**TASK INSTRUCTIONS:**
Show each line of the material below that contains the string "divider". Case counts.

○ ○ ○ ○ ○ ○ ○

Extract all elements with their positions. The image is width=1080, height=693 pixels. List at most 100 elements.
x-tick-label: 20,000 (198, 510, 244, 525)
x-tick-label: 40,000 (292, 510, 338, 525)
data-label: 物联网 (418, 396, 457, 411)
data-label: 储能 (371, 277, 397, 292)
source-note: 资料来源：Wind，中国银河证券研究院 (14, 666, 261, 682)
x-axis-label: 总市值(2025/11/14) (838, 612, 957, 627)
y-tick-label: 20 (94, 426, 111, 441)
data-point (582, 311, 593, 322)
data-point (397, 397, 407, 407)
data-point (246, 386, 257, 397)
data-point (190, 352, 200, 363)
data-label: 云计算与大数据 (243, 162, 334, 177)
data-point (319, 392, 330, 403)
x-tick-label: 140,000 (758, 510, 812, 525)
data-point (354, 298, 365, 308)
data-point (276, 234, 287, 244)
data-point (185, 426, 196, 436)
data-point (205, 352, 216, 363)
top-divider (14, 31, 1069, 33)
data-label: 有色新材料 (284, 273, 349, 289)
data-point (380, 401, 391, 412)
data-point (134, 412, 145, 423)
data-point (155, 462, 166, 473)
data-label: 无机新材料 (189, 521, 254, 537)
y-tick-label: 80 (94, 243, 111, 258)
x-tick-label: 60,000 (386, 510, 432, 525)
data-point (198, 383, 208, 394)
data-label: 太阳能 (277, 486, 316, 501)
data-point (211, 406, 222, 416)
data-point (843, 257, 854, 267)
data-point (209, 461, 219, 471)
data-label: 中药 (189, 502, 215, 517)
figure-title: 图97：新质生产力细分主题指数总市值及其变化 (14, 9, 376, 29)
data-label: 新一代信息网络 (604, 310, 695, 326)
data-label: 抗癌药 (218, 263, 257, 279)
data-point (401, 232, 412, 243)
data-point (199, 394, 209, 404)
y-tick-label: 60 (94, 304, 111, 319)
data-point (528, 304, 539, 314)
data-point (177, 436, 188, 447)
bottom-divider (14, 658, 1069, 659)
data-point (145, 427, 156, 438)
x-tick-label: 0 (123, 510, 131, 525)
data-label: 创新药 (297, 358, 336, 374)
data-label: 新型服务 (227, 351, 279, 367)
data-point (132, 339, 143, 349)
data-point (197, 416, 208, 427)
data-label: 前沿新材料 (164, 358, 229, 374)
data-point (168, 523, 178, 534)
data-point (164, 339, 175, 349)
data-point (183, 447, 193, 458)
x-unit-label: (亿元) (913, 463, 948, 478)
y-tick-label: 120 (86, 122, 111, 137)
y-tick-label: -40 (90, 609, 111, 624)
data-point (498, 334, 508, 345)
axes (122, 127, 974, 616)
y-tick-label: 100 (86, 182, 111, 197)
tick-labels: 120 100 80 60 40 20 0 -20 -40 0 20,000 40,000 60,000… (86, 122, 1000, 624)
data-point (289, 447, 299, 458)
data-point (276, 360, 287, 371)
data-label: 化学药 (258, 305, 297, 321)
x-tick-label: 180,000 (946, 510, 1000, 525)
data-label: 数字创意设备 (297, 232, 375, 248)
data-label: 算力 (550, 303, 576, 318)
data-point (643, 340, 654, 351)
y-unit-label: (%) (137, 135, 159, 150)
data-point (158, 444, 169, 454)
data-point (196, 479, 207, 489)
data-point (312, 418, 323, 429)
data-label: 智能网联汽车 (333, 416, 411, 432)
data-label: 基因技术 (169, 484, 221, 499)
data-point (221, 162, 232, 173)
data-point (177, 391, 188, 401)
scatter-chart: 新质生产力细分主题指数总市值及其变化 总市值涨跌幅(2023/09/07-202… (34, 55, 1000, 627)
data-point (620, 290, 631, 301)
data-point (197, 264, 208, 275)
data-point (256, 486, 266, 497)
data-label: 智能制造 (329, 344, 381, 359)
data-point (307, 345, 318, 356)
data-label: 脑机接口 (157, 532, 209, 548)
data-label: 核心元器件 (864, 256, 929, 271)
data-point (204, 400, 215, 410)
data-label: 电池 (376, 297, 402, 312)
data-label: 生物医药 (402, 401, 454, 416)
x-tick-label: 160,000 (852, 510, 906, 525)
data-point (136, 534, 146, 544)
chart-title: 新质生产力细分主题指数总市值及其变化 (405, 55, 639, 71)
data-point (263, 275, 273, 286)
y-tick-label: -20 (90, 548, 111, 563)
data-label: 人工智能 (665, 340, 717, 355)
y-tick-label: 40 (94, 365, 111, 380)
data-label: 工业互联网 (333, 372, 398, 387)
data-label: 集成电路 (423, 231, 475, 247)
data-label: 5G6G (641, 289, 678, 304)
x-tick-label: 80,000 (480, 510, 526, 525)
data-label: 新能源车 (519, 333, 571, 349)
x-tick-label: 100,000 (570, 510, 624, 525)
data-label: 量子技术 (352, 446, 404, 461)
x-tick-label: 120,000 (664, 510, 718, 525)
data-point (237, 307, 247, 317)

○ ○ ○ ○ ○ ○ ○

**EXERCISE SOLUTION:**
top-divider (14, 31, 1069, 33)
bottom-divider (14, 658, 1069, 659)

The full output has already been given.